• Data for this exercise
# # # # #

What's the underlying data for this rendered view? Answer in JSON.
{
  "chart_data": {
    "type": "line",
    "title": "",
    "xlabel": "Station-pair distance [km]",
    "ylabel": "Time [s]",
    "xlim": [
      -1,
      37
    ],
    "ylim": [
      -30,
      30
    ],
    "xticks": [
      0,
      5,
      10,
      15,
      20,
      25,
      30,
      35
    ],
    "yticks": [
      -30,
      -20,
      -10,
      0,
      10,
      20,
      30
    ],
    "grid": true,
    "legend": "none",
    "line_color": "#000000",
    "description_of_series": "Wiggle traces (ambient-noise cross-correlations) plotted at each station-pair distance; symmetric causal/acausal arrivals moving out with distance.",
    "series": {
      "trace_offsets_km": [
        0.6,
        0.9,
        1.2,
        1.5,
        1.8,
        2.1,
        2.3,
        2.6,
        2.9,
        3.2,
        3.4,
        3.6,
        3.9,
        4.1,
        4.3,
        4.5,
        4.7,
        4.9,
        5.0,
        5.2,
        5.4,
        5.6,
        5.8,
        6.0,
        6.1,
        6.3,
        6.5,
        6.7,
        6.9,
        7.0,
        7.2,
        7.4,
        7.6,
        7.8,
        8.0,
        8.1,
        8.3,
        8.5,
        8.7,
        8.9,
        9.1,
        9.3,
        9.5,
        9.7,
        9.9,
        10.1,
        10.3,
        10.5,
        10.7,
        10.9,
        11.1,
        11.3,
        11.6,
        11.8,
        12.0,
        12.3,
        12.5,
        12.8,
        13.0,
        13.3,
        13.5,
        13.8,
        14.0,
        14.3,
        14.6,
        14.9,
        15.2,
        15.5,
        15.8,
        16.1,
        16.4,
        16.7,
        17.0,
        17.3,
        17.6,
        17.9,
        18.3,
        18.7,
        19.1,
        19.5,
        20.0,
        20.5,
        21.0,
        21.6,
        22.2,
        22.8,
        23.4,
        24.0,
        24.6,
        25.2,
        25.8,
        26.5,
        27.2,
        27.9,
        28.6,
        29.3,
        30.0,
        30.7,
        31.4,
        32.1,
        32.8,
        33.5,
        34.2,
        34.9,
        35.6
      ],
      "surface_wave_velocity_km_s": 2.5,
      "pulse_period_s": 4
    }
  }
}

# # # # #

• What to work on
Take every line from the records above that has the word "distance" and copy it.

• Correct answer
    "xlabel": "Station-pair distance [km]",
    "description_of_series": "Wiggle traces (ambient-noise cross-correlations) plotted at each station-pair distance; symmetric causal/acausal arrivals moving out with distance.",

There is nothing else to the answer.